┌──

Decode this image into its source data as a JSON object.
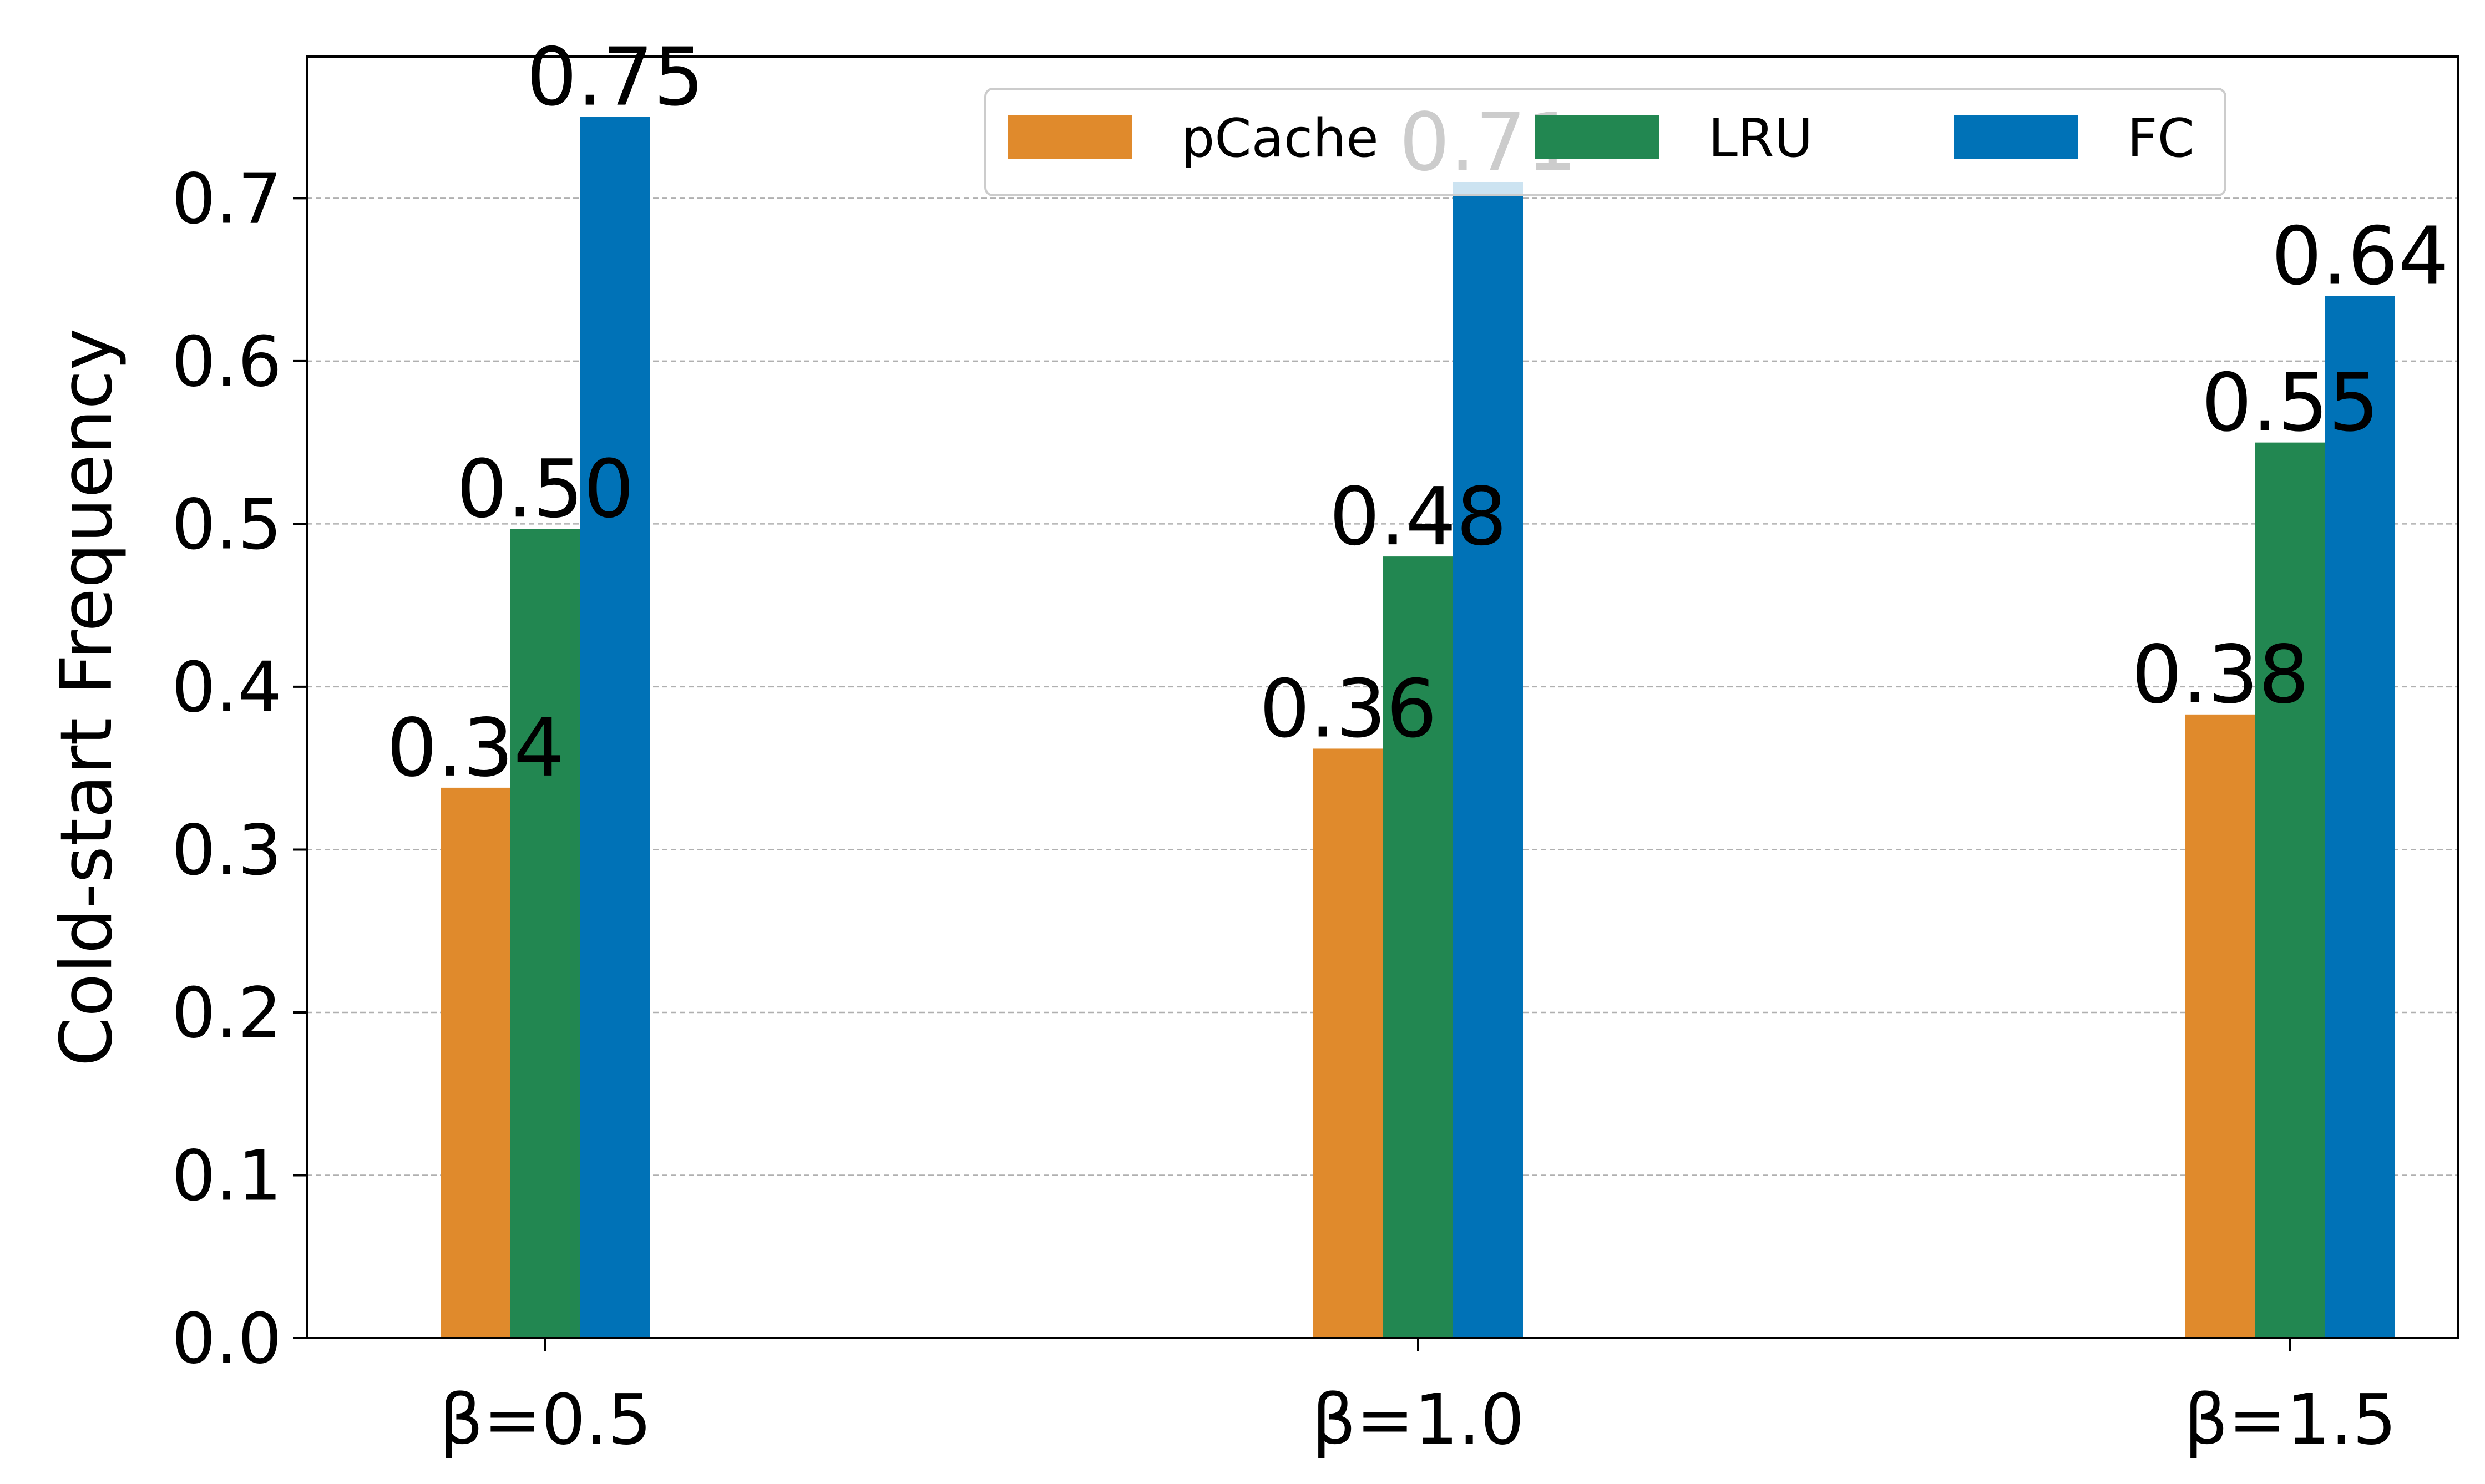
{
  "chart_data": {
    "type": "bar",
    "categories": [
      "β=0.5",
      "β=1.0",
      "β=1.5"
    ],
    "series": [
      {
        "name": "pCache",
        "values": [
          0.338,
          0.362,
          0.383
        ],
        "labels": [
          "0.34",
          "0.36",
          "0.38"
        ],
        "color": "#e08a2c"
      },
      {
        "name": "LRU",
        "values": [
          0.497,
          0.48,
          0.55
        ],
        "labels": [
          "0.50",
          "0.48",
          "0.55"
        ],
        "color": "#228751"
      },
      {
        "name": "FC",
        "values": [
          0.75,
          0.71,
          0.64
        ],
        "labels": [
          "0.75",
          "0.71",
          "0.64"
        ],
        "color": "#0072b7"
      }
    ],
    "ylabel": "Cold-start Frequency",
    "ylim": [
      0,
      0.787
    ],
    "yticks": [
      "0.0",
      "0.1",
      "0.2",
      "0.3",
      "0.4",
      "0.5",
      "0.6",
      "0.7"
    ],
    "grid": true,
    "legend_position": "top-center"
  }
}
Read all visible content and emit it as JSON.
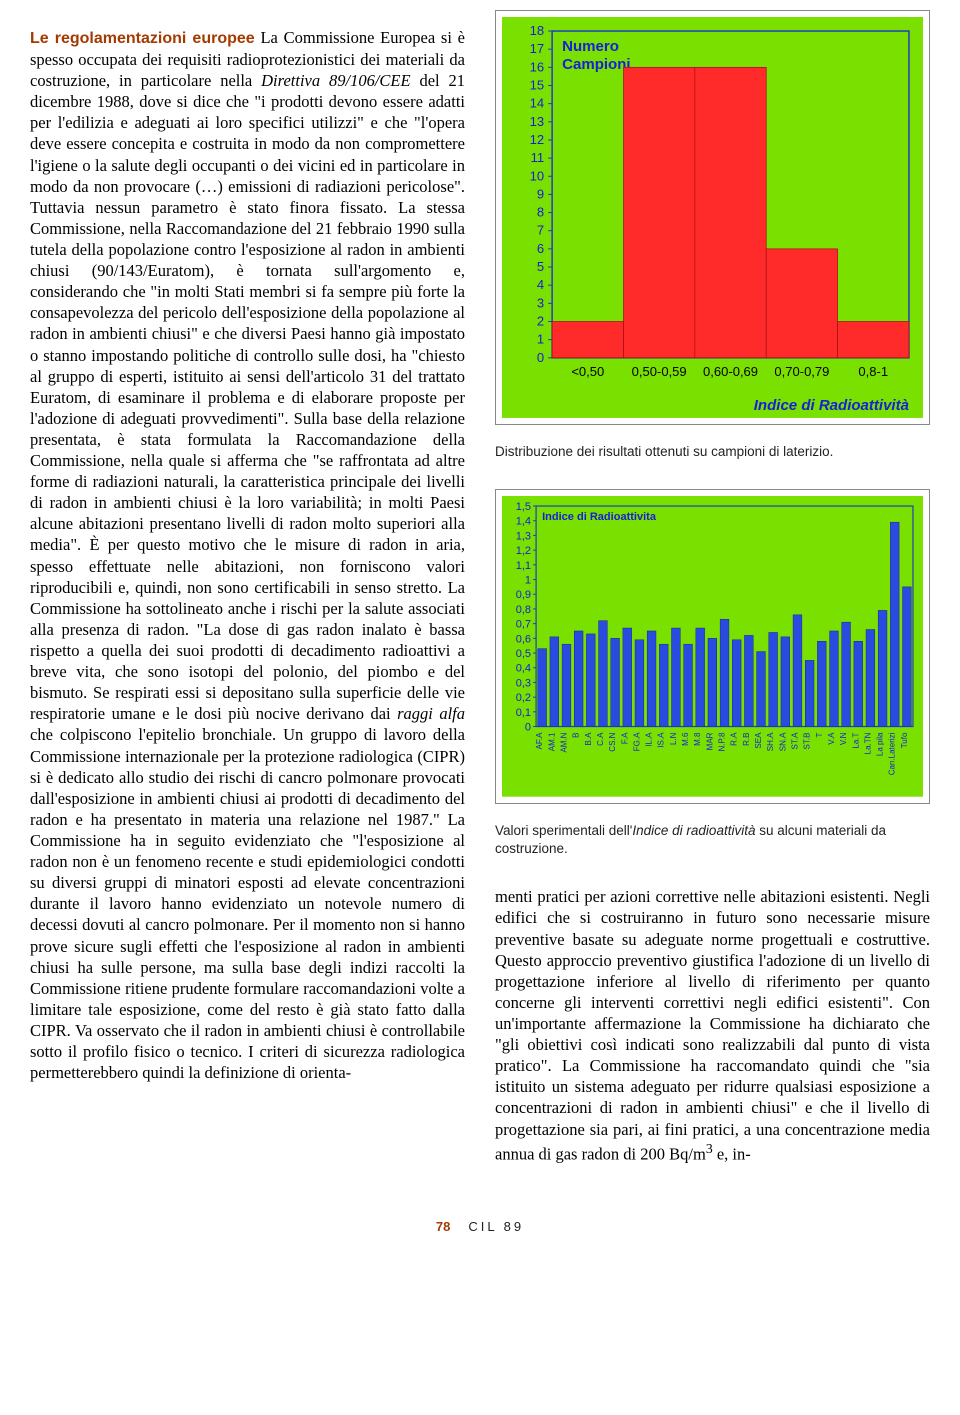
{
  "section_lead": "Le regolamentazioni europee",
  "left_text": "La Commissione Europea si è spesso occupata dei requisiti radioprotezionistici dei materiali da costruzione, in particolare nella <i>Direttiva 89/106/CEE</i> del 21 dicembre 1988, dove si dice che \"i prodotti devono essere adatti per l'edilizia e adeguati ai loro specifici utilizzi\" e che \"l'opera deve essere concepita e costruita in modo da non compromettere l'igiene o la salute degli occupanti o dei vicini ed in particolare in modo da non provocare (…) emissioni di radiazioni pericolose\". Tuttavia nessun parametro è stato finora fissato. La stessa Commissione, nella Raccomandazione del 21 febbraio 1990 sulla tutela della popolazione contro l'esposizione al radon in ambienti chiusi (90/143/Euratom), è tornata sull'argomento e, considerando che \"in molti Stati membri si fa sempre più forte la consapevolezza del pericolo dell'esposizione della popolazione al radon in ambienti chiusi\" e che diversi Paesi hanno già impostato o stanno impostando politiche di controllo sulle dosi, ha \"chiesto al gruppo di esperti, istituito ai sensi dell'articolo 31 del trattato Euratom, di esaminare il problema e di elaborare proposte per l'adozione di adeguati provvedimenti\". Sulla base della relazione presentata, è stata formulata la Raccomandazione della Commissione, nella quale si afferma che \"se raffrontata ad altre forme di radiazioni naturali, la caratteristica principale dei livelli di radon in ambienti chiusi è la loro variabilità; in molti Paesi alcune abitazioni presentano livelli di radon molto superiori alla media\". È per questo motivo che le misure di radon in aria, spesso effettuate nelle abitazioni, non forniscono valori riproducibili e, quindi, non sono certificabili in senso stretto. La Commissione ha sottolineato anche i rischi per la salute associati alla presenza di radon. \"La dose di gas radon inalato è bassa rispetto a quella dei suoi prodotti di decadimento radioattivi a breve vita, che sono isotopi del polonio, del piombo e del bismuto. Se respirati essi si depositano sulla superficie delle vie respiratorie umane e le dosi più nocive derivano dai <i>raggi alfa</i> che colpiscono l'epitelio bronchiale. Un gruppo di lavoro della Commissione internazionale per la protezione radiologica (CIPR) si è dedicato allo studio dei rischi di cancro polmonare provocati dall'esposizione in ambienti chiusi ai prodotti di decadimento del radon e ha presentato in materia una relazione nel 1987.\" La Commissione ha in seguito evidenziato che \"l'esposizione al radon non è un fenomeno recente e studi epidemiologici condotti su diversi gruppi di minatori esposti ad elevate concentrazioni durante il lavoro hanno evidenziato un notevole numero di decessi dovuti al cancro polmonare. Per il momento non si hanno prove sicure sugli effetti che l'esposizione al radon in ambienti chiusi ha sulle persone, ma sulla base degli indizi raccolti la Commissione ritiene prudente formulare raccomandazioni volte a limitare tale esposizione, come del resto è già stato fatto dalla CIPR. Va osservato che il radon in ambienti chiusi è controllabile sotto il profilo fisico o tecnico. I criteri di sicurezza radiologica permetterebbero quindi la definizione di orienta-",
  "right_text": "menti pratici per azioni correttive nelle abitazioni esistenti. Negli edifici che si costruiranno in futuro sono necessarie misure preventive basate su adeguate norme progettuali e costruttive. Questo approccio preventivo giustifica l'adozione di un livello di progettazione inferiore al livello di riferimento per quanto concerne gli interventi correttivi negli edifici esistenti\". Con un'importante affermazione la Commissione ha dichiarato che \"gli obiettivi così indicati sono realizzabili dal punto di vista pratico\". La Commissione ha raccomandato quindi che \"sia istituito un sistema adeguato per ridurre qualsiasi esposizione a concentrazioni di radon in ambienti chiusi\" e che il livello di progettazione sia pari, ai fini pratici, a una concentrazione media annua di gas radon di 200 Bq/m<sup>3</sup> e, in-",
  "chart1": {
    "type": "bar",
    "title_line1": "Numero",
    "title_line2": "Campioni",
    "title_color": "#1620d8",
    "title_fontsize": 15,
    "background_color": "#7ae000",
    "frame_color": "#1f3fbf",
    "axis_color": "#1f3fbf",
    "bar_color": "#ff2a2a",
    "bar_outline": "#a01010",
    "grid": false,
    "ylim": [
      0,
      18
    ],
    "ytick_step": 1,
    "y_font_color": "#1620d8",
    "y_font_size": 13,
    "categories": [
      "<0,50",
      "0,50-0,59",
      "0,60-0,69",
      "0,70-0,79",
      "0,8-1"
    ],
    "x_font_color": "#000",
    "x_font_size": 13,
    "x_label": "Indice di Radioattività",
    "x_label_color": "#1620d8",
    "values": [
      2,
      16,
      16,
      6,
      2
    ],
    "bar_width": 1.0,
    "aspect_w": 420,
    "aspect_h": 400
  },
  "caption1": "Distribuzione dei risultati ottenuti su campioni di laterizio.",
  "chart2": {
    "type": "bar",
    "title": "Indice di Radioattivita",
    "title_color": "#1620d8",
    "title_fontsize": 11,
    "background_color": "#7ae000",
    "frame_color": "#1f3fbf",
    "axis_color": "#1f3fbf",
    "bar_color": "#2a4be0",
    "bar_outline": "#18288f",
    "grid_color": "#ffffff",
    "grid_opacity": 0,
    "ylim": [
      0,
      1.5
    ],
    "ytick_step": 0.1,
    "y_font_color": "#1620d8",
    "y_font_size": 11,
    "categories": [
      "AF.A",
      "AM.1",
      "AM.N",
      "B",
      "B.A",
      "C.A",
      "CS.N",
      "F.A",
      "FG.A",
      "IL.A",
      "IS.A",
      "L.N",
      "M.6",
      "M.8",
      "MAR",
      "N.P.8",
      "R.A",
      "R.B",
      "SEA",
      "SH.A",
      "SN.A",
      "ST.A",
      "ST.B",
      "T",
      "V.A",
      "V.N",
      "La.T",
      "La.TN",
      "La pila",
      "Can.Laterizi",
      "Tufo"
    ],
    "values": [
      0.53,
      0.61,
      0.56,
      0.65,
      0.63,
      0.72,
      0.6,
      0.67,
      0.59,
      0.65,
      0.56,
      0.67,
      0.56,
      0.67,
      0.6,
      0.73,
      0.59,
      0.62,
      0.51,
      0.64,
      0.61,
      0.76,
      0.45,
      0.58,
      0.65,
      0.71,
      0.58,
      0.66,
      0.79,
      1.39,
      0.95
    ],
    "bar_width": 0.72,
    "aspect_w": 420,
    "aspect_h": 300
  },
  "caption2_pre": "Valori sperimentali dell'",
  "caption2_it": "Indice di radioattività",
  "caption2_post": " su alcuni materiali da costruzione.",
  "footer_page": "78",
  "footer_label": "CIL 89"
}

└──

- [Exercise] In the records above, locate each line with the word "Indice". Copy all such lines.

- [Complete answer]
    "x_label": "Indice di Radioattività",
    "title": "Indice di Radioattivita",
  "caption2_it": "Indice di radioattività",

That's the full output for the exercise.